Im­pres­si­ons

Effectuer un aller et retour entre l’Oberland bernois et la vallée du Rhône, en empruntant l’un après l’autre les deux ouvrages majeurs de nos axes ferroviaires, les tunnels de base et de faîte du Lötschberg, constitue une occasion inédite d’évoquer l’évolution des chemins de fer dans notre pays au cours du siècle qui sépare la construction et la mise en service des deux lignes. Un périple qu’il vaut la peine d’agrémenter d’une visite du tunnel de base à Frutigen

Publikationsdatum
19-08-2013
Revision
23-10-2015
Jacques Perret
Ingénieur en génie civil EPFL, Dr ès sc. EPFL et correspondant pour TRACÉS.

Le premier – et probablement le plus visible – des éléments de l’évolution de la technique ferroviaire concerne évidemment les temps actuels de déplacement, selon que l’on emprunte l’un ou l’autre des tunnels (tableau); un domaine dans lequel la réduction de près de 50% du temps de liaison entre Berne et Viège est sans doute l’exemple le plus frappant. Au niveau des chiffres, cet accroissement de l’efficacité de la liaison apparaît aussi lorsqu’on compare la vitesse et le nombre de trains qui fréquentent quotidiennement les deux tracés. Un changement qui serait sans doute plus spectaculaire encore si la comparaison des chiffres actuels se faisait avec ceux valables lorsque le tunnel de faîte fut mis en service; mais qui, paradoxalement, semble dérisoire au regard du progrès en matière de liaison à travers la Suisse qu’engendra l’ouverture de la ligne de faîte il y a un siècle de cela.
Spectaculaires dans les chiffres, ces différences de performance sont aussi perceptibles sur le terrain. En effet, le parcours «historique» par le tunnel de faîte offre l’opportunité d’exercer une vertu qui se perd de nos jours, celle de profiter du temps de voyage. Pour peu qu’on ait la chance de bénéficier d’une météo clémente, ce parcours est un petit régal. Que ce soit en quittant ou en rejoignant la vallée du Rhône du côté de Brigue en franchissant moult ponts et tunnels ou alors en suivant les lacets dessinés par la ligne sur le versant bernois, le voyageur ressent physiquement le franchissement du massif alpin, tout en profitant d’une variété d’angles de vue d’une richesse rarement égalée sur ce dernier. Des éléments qui tendent à transformer en promenade la liaison entre l’Oberland bernois et le Haut-Valais, une impression de villégiature renforcée encore par le fait que certains des arrêts jalonnant la ligne ne fonctionnent que sur demande. Des sensations qui contrastent aussi fortement avec la nature de celles qu’on peut ressentir, pendant un petit quart d’heure, lorsqu’on se trouve dans un train insonorisé, lancé à près de 200 km/h à travers un tunnel obscur, quasi-rectiligne, d’une distance de quelque 34 km.
━━━━━━━━
- **SÉRIE D'EXERCICES**
A) Restituez sans la moindre modification le passage de l'extrait sur le Lötschberg qui commence par « Effectuer un aller » et se termine par « correspondant pour TRACÉS. ».
B) Les affirmations suivantes concordent-elles avec l'extrait sur le Lötschberg ? Répondez par oui ou par non à chacune, en citant littéralement les mots décisifs de l'extrait. (i) La traversée du tunnel de base dure un petit quart d'heure à près de 200 km/h. (ii) Tous les arrêts de la ligne de faîte ne fonctionnent que sur demande. (iii) Le temps de liaison entre Berne et Viège a été réduit de près de 50 %.
C) D'après l'extrait sur le Lötschberg, quelle est la longueur approximative du tunnel traversé par le train insonorisé ?

Entrées de données:
━━━━━━━━
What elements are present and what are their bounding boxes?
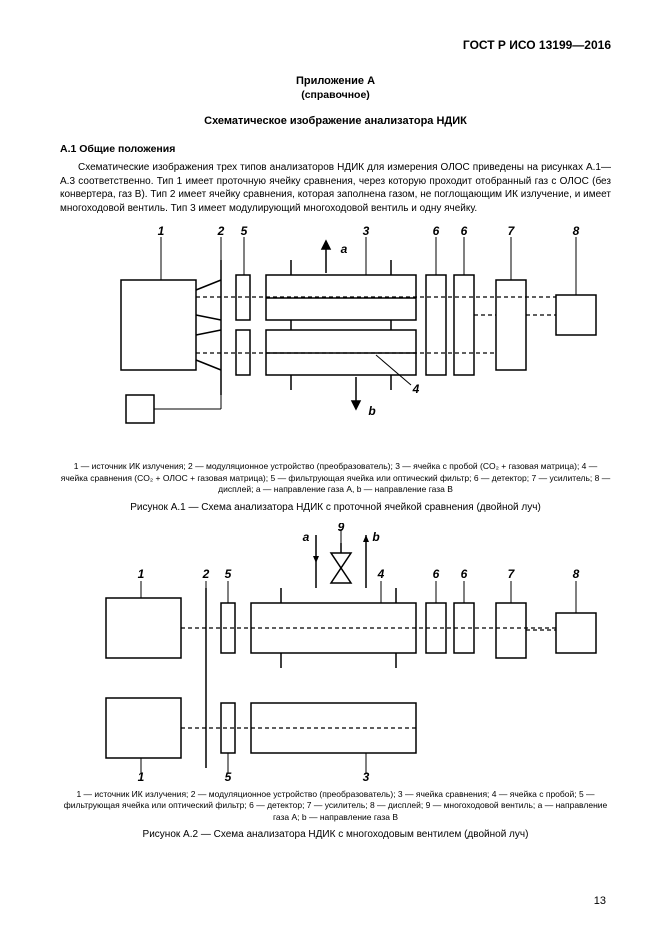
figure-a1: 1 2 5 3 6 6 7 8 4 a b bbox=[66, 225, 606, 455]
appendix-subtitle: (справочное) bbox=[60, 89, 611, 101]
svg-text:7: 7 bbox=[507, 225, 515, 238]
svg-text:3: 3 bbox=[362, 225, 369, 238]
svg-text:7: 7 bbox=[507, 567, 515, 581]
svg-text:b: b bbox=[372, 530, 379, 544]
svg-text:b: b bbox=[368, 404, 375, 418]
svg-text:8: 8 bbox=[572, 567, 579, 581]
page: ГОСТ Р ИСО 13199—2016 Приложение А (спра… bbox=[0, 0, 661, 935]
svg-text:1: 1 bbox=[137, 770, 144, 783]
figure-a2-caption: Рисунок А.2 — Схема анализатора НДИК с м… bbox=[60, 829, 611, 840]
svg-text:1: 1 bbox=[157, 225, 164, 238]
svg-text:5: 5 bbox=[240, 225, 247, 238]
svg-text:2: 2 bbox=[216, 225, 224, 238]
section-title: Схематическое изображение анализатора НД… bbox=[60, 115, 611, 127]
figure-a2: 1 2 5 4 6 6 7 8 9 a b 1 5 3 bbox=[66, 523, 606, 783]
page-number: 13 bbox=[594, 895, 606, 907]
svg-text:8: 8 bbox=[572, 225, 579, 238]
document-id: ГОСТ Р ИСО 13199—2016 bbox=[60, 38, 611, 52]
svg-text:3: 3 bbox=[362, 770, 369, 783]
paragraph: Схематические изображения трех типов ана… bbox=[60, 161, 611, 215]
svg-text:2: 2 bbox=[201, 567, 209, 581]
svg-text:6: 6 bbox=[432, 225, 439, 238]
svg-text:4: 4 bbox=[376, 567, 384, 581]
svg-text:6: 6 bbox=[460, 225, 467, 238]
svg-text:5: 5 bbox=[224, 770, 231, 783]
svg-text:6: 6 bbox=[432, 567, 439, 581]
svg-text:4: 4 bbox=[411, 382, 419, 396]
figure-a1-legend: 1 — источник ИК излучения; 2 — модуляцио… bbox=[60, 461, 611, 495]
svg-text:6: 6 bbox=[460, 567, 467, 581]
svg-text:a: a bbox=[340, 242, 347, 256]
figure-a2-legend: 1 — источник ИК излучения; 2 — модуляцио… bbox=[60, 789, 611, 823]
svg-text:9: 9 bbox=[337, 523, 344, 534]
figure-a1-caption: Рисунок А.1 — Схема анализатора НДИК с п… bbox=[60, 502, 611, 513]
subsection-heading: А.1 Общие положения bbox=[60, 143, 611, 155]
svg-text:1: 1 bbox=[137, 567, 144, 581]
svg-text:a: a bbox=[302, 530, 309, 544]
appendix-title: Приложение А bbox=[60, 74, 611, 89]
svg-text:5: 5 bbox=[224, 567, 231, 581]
━━━━━━━━
- **RÉPONSES DANS L'ORDRE**
A)
Effectuer un aller et retour entre l’Oberland bernois et la vallée du Rhône, en empruntant l’un après l’autre les deux ouvrages majeurs de nos axes ferroviaires, les tunnels de base et de faîte du Lötschberg, constitue une occasion inédite d’évoquer l’évolution des chemins de fer dans notre pays au cours du siècle qui sépare la construction et la mise en service des deux lignes. Un périple qu’il vaut la peine d’agrémenter d’une visite du tunnel de base à Frutigen

Publikationsdatum
19-08-2013
Revision
23-10-2015
Jacques Perret
Ingénieur en génie civil EPFL, Dr ès sc. EPFL et correspondant pour TRACÉS.

B)
(i) Oui : « pendant un petit quart d’heure, lorsqu’on se trouve dans un train insonorisé, lancé à près de 200 km/h ».
(ii) Non : « certains des arrêts jalonnant la ligne ne fonctionnent que sur demande ».
(iii) Oui : « la réduction de près de 50% du temps de liaison entre Berne et Viège ».

C) Quelque 34 km.